◆ Gösterilen metin:
* * *
Evet! Dürüst olmak yalnızca insanca bir erdemdir ve Aydınlıkçılar bu erdemden yoksundur.
2 – Garbis Altınoğlu-Adil Ovalıoğlu çevresi TİİKP’den nasıl ve neden koptu ve İK yoldaşın bunlara karşı tavrı neydi?
Bu çevre hakkındaki kısmı iki bölümde inceleyeceğiz:
- Bu grup neden koptu ve proleter hareket ona nasıl tavır aldı.
- Bu grupla birlikte adı sıkça birlikte geçen Adil Ovalıoğlu meselesi ve HKP (M-L)
- a) Aydınlık yazarı şöyle diyor: “Çaru Mazundar’a -ve tabii Garbis Altınoğlu’na- göre, ‘Hindistan ve Türkiye gibi ülkelerde [revizyonist bay sanki Çaru Mazumdar Türkiye’nin piriymiş gibi onu Türkiye hakkında konuşturuyor, peki niye böyle yazıyor? Çok açık, o yarı-feodal yarı-sömürge yapı demekten kaçınıyor, çünkü ülkenin niteliğinin bu şekilde belirlenmesinin o şartlara uygun örgütlenme gerektirdiğini, bu tür bir sosyo-ekonomik yapıya sahip ülkede kurtuluş yolunun Halk Savaşı’ndan başka bir yol olmadığını biliyor! –BN], özellikle de kırsal bölgelerde silahlı mücadele koşulları olgunlaşmıştı. Derhal mücadeleye girişmek gerekirdi. Şehirlerde çalışma yapmak ve örgütlenmek revizyonizmdi (sağ sapma). Çünkü şehirler emperyalizmin egemenliği altındaydı [!!! Tespite bakın, şehirler emperyalizmin altında (ama nasıl, sömürge mi, yarı-sömürge mi, bağımlı mı; hiçbir ifade yok!) ama kırlar değil, emperyalizm azar azar işgal ediyor herhalde! –BN]. Aynı şekilde yasal faaliyet yapmak, yasal yayın organı çıkartmak, yasal parti ve örgüt kurmak da oyalanmak olurdu, revizyonizmdi!'”
Bazı kıvırmaları ve yuvarlak lafları es geçersek cidden bunların görüşlerinin özü buydu.
Zaten Aydınlık sağcıları, bu kişilerin kötü ününden yola çıkarak TKP (M-L)’ye birçok iftirada bulunup bunların görüşlerini bizimmiş gibi gösterme siyasetiyle hep bize saldırdılar.
* * *
◆ Veri bölümü:

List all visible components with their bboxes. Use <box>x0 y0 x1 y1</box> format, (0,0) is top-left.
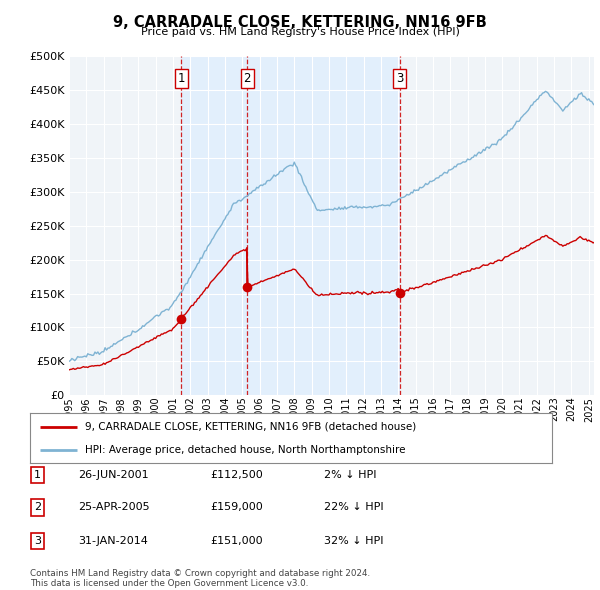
* * *
◆ Görev: Gösterilen metinde "2 – Garbis Altınoğlu-Adil" sözlerinin geçtiği yerden başlayıp "nasıl tavır aldı." sözlerinden sonra biten kısmı hiçbir değişiklik yapmadan yazın.

◆ Doğru yanıt:
2 – Garbis Altınoğlu-Adil Ovalıoğlu çevresi TİİKP’den nasıl ve neden koptu ve İK yoldaşın bunlara karşı tavrı neydi?
Bu çevre hakkındaki kısmı iki bölümde inceleyeceğiz:
- Bu grup neden koptu ve proleter hareket ona nasıl tavır aldı.